_PROBLEM DESCRIPTION_
Copy, in full, each line of the material that holds the word "Полина".

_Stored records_
— Begin —
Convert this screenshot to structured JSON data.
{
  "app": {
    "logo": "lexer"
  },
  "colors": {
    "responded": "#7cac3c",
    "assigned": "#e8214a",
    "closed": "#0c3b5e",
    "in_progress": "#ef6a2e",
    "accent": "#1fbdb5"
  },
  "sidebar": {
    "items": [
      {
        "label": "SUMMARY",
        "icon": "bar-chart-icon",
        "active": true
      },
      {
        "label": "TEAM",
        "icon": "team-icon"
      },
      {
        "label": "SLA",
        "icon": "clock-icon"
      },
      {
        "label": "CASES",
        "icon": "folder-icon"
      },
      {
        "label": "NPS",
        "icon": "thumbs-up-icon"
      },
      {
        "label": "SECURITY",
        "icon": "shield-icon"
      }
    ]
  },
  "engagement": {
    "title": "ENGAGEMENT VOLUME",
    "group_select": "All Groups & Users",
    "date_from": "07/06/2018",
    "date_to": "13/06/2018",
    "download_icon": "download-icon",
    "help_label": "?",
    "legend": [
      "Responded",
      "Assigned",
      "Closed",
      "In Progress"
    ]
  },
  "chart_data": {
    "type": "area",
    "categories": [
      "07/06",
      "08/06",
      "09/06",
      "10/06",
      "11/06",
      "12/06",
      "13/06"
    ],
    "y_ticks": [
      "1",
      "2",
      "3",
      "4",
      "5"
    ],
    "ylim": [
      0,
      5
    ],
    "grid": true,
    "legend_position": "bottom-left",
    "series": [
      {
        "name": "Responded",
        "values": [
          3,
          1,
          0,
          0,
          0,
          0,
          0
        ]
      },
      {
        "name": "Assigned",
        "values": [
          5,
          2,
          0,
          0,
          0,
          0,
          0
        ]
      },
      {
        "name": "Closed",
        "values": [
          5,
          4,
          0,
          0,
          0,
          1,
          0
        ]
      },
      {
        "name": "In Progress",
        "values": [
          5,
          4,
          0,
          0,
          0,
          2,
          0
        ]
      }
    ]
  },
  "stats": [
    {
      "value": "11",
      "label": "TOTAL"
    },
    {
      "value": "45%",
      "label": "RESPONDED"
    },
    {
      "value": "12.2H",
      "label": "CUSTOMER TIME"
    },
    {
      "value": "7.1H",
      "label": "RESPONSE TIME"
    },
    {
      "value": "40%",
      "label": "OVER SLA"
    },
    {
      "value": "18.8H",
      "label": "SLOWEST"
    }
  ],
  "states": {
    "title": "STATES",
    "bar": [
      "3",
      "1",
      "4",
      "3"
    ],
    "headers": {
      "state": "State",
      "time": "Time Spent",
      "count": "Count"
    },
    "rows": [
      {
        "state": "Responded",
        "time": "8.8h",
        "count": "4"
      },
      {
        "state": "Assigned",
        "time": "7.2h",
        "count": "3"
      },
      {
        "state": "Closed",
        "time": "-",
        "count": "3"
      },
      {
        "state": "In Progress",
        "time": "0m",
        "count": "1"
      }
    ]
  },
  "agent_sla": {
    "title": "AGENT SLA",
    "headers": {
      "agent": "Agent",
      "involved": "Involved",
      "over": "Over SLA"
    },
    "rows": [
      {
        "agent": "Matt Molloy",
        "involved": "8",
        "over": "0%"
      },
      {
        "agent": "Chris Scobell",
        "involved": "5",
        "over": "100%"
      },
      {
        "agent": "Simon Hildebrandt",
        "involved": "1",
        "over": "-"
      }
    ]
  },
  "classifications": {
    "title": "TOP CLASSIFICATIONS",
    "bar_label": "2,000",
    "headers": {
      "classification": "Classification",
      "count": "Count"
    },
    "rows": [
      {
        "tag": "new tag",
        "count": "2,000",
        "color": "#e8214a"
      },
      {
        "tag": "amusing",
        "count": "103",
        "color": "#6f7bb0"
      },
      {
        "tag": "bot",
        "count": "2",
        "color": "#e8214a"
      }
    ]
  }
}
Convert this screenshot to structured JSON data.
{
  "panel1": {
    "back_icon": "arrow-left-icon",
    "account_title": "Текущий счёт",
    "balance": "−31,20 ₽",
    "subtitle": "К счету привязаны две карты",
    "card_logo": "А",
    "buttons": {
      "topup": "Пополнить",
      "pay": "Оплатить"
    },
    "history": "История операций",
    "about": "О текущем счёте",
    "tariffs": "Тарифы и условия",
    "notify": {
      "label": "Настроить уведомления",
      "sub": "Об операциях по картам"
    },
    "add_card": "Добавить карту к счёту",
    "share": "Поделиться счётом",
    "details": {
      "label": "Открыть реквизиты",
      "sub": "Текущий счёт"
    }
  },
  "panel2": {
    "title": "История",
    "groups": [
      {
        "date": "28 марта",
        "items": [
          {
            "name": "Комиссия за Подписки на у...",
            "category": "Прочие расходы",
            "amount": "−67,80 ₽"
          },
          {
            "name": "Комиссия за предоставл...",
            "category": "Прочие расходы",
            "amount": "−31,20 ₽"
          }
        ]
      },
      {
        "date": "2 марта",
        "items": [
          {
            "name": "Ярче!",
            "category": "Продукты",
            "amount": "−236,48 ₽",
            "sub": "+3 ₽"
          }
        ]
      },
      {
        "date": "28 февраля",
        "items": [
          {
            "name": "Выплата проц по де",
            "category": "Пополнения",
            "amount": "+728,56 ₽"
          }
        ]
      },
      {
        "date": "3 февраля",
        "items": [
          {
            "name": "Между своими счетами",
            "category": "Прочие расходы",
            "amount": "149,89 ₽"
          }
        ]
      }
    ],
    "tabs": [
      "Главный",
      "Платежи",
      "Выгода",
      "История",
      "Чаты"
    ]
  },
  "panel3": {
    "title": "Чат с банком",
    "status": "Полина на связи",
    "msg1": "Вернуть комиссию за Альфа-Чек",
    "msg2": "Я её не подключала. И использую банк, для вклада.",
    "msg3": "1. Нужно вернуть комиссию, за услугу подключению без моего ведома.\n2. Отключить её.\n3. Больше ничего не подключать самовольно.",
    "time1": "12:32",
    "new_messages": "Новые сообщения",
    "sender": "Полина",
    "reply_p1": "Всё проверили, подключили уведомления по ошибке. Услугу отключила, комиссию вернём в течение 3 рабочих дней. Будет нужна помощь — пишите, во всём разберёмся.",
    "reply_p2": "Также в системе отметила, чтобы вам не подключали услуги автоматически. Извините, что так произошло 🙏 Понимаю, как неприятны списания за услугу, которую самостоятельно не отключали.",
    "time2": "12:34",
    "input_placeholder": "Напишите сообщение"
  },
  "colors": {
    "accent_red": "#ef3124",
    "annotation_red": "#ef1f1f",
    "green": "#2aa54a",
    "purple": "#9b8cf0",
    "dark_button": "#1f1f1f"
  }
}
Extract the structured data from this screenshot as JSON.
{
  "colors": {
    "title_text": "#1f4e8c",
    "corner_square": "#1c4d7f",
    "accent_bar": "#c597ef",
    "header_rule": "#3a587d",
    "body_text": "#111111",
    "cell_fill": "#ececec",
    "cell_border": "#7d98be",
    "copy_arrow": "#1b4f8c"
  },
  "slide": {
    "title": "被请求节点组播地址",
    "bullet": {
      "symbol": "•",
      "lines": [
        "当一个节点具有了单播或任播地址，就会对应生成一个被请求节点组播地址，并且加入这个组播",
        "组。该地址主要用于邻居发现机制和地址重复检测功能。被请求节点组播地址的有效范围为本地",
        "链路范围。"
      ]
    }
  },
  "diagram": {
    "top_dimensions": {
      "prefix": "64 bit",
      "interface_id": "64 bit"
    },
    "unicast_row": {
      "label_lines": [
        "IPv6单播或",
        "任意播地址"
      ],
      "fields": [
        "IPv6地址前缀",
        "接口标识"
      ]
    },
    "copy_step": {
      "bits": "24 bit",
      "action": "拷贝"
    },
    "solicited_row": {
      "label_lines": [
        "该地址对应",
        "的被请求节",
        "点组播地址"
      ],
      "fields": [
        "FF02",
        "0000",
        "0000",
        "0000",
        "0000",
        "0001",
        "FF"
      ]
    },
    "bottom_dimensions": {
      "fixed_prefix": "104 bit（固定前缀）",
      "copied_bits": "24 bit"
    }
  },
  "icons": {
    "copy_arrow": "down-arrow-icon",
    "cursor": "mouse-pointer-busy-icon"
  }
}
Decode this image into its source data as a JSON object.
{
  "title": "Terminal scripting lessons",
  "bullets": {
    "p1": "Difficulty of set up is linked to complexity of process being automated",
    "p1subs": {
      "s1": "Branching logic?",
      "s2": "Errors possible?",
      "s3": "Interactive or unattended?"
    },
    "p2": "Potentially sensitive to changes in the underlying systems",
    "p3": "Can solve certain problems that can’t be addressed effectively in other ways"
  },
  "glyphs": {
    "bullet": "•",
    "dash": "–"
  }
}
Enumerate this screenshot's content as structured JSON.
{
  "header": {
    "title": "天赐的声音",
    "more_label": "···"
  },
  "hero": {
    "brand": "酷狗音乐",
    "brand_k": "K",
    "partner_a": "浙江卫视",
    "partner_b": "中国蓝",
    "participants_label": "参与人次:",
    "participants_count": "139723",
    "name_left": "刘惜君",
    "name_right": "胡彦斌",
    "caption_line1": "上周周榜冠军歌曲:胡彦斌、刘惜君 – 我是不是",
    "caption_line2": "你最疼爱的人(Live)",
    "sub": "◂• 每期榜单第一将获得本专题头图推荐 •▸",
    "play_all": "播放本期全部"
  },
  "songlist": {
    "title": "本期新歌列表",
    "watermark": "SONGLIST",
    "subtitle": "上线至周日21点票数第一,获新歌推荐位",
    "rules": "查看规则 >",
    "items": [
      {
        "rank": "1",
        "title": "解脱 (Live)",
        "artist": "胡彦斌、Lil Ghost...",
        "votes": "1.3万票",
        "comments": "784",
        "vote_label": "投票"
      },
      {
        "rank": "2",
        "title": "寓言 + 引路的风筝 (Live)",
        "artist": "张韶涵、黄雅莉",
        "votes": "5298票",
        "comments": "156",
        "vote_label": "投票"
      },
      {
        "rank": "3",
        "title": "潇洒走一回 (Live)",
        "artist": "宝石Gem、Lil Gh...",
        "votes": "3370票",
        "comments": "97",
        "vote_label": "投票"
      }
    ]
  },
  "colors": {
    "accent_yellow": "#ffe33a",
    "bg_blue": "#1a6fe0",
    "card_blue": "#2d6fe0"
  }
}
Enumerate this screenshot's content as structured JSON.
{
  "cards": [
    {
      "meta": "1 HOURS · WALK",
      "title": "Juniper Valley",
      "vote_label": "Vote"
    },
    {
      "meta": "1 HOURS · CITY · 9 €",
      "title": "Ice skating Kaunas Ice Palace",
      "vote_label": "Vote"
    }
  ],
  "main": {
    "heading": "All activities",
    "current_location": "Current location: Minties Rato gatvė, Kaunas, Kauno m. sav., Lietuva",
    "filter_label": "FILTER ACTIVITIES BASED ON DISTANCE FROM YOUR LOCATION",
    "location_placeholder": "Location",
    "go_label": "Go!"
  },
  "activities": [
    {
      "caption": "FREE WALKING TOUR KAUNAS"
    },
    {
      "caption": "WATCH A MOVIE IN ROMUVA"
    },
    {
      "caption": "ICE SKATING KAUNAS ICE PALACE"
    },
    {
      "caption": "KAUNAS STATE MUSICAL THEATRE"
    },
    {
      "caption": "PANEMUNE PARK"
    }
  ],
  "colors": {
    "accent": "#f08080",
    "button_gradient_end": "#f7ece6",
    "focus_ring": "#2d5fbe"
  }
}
— End —
_THE OUTPUT_
    "status": "Полина на связи",
    "sender": "Полина",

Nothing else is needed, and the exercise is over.